> **SHORT TASK**
Find every line of the listing below where "存在问题" appears, and copy it.

> **DATA PROVIDED**
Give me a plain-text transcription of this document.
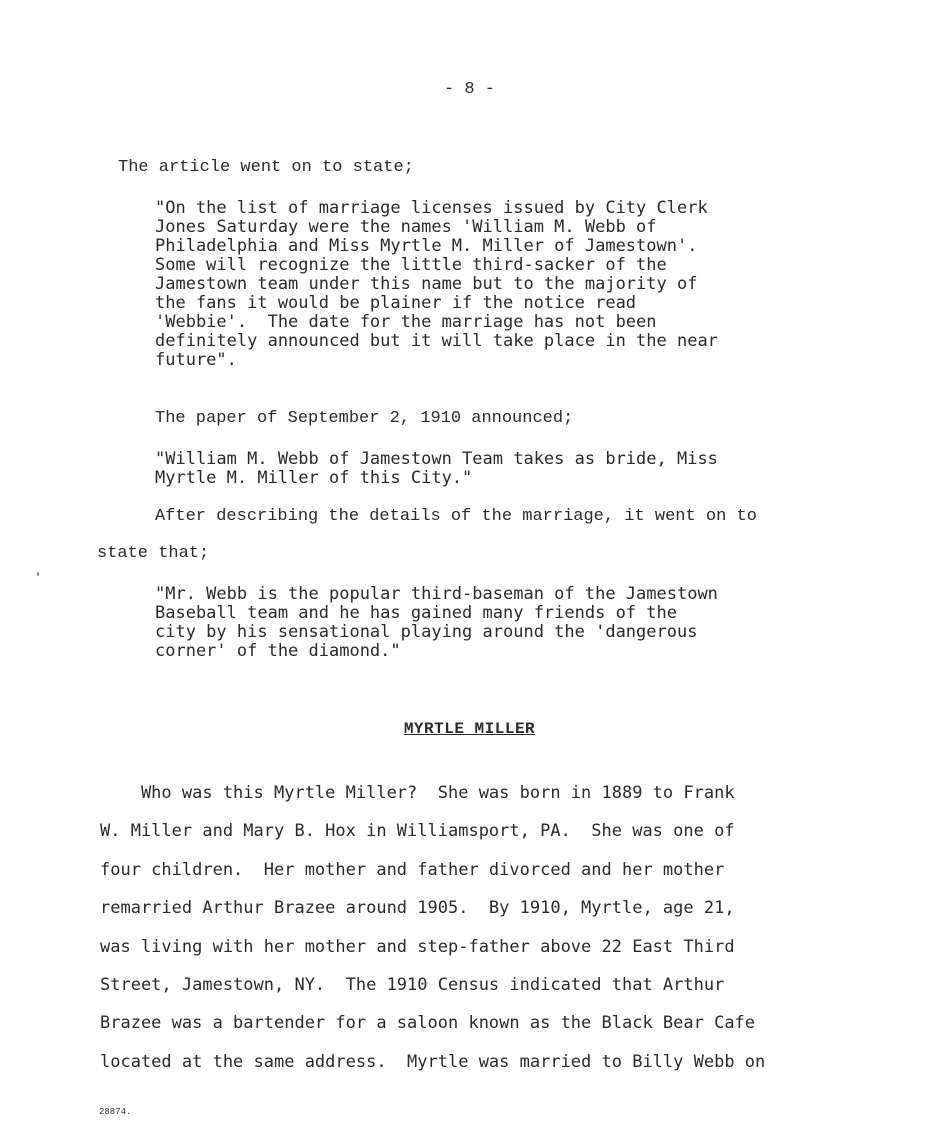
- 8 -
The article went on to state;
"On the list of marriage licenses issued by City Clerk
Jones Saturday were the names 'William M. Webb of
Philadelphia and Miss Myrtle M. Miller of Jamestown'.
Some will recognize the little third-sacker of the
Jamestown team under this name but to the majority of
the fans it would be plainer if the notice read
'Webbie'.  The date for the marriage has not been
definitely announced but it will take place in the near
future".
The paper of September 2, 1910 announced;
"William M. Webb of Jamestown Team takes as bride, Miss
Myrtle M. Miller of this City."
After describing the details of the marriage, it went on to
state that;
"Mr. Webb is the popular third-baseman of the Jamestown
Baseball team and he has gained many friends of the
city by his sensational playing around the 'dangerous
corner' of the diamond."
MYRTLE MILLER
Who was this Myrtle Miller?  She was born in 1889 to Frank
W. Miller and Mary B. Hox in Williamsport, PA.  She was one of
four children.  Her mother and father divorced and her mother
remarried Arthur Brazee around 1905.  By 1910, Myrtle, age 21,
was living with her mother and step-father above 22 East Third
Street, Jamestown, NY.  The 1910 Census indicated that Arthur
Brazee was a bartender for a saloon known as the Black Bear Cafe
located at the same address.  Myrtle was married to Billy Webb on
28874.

--

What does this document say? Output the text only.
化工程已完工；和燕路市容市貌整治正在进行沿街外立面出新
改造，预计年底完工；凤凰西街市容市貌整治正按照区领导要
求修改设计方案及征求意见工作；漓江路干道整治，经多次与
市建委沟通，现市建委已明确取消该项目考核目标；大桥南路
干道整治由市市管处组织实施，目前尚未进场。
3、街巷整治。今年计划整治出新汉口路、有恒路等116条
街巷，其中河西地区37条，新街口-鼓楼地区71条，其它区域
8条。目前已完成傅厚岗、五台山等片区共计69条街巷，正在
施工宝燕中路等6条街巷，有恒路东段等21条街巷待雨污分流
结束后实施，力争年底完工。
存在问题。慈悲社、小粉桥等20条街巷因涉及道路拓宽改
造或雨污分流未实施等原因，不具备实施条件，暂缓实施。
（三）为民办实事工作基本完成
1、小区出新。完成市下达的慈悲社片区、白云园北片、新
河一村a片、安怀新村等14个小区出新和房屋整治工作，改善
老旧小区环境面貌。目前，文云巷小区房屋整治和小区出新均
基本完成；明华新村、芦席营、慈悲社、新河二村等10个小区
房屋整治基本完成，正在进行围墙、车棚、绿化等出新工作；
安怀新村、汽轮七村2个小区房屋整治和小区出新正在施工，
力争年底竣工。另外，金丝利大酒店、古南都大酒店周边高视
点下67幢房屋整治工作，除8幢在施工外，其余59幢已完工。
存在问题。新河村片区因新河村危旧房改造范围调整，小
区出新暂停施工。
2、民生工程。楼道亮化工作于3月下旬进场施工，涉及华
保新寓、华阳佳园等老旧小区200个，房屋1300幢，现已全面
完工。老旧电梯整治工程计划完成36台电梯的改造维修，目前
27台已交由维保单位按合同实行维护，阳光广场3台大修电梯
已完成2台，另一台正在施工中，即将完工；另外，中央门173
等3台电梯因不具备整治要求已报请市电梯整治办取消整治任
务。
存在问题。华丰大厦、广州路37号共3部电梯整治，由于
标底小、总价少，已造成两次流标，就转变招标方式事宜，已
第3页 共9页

---

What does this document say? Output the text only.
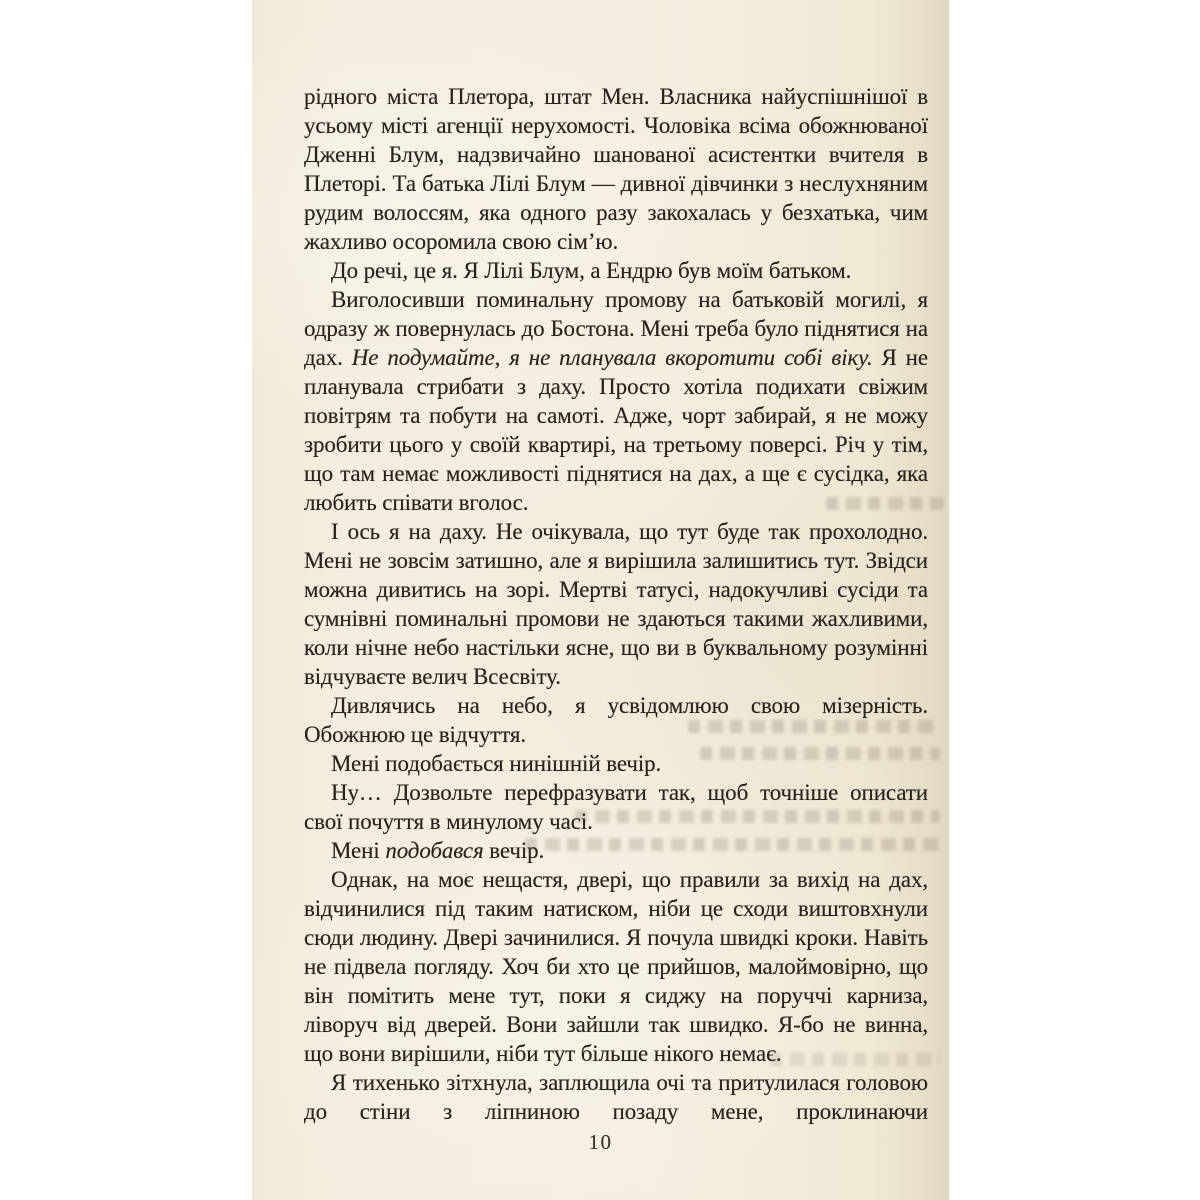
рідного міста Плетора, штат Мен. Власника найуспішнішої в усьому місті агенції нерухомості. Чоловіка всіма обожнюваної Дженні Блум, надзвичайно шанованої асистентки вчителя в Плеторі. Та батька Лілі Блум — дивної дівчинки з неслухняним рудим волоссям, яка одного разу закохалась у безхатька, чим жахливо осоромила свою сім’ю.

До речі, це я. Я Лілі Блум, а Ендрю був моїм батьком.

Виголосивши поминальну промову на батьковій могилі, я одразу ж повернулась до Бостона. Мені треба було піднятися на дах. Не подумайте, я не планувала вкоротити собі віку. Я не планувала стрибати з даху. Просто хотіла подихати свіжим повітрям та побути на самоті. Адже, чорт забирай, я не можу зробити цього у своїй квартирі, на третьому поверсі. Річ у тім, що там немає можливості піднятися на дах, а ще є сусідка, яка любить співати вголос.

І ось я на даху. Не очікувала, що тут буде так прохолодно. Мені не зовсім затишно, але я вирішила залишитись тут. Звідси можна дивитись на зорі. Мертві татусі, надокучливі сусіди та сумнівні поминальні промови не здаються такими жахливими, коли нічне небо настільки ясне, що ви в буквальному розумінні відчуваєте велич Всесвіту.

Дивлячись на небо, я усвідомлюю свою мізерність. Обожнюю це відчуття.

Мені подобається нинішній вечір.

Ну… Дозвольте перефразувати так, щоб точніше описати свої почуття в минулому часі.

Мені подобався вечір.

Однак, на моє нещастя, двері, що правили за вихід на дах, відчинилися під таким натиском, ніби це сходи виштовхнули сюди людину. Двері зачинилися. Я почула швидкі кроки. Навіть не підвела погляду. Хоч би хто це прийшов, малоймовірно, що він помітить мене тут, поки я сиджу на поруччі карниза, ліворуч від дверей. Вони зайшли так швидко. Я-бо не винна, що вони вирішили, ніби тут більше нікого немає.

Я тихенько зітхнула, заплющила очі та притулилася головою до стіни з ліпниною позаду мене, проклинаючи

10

> **ANSWER FOR THE TASK**
存在问题。慈悲社、小粉桥等20条街巷因涉及道路拓宽改
存在问题。新河村片区因新河村危旧房改造范围调整，小
存在问题。华丰大厦、广州路37号共3部电梯整治，由于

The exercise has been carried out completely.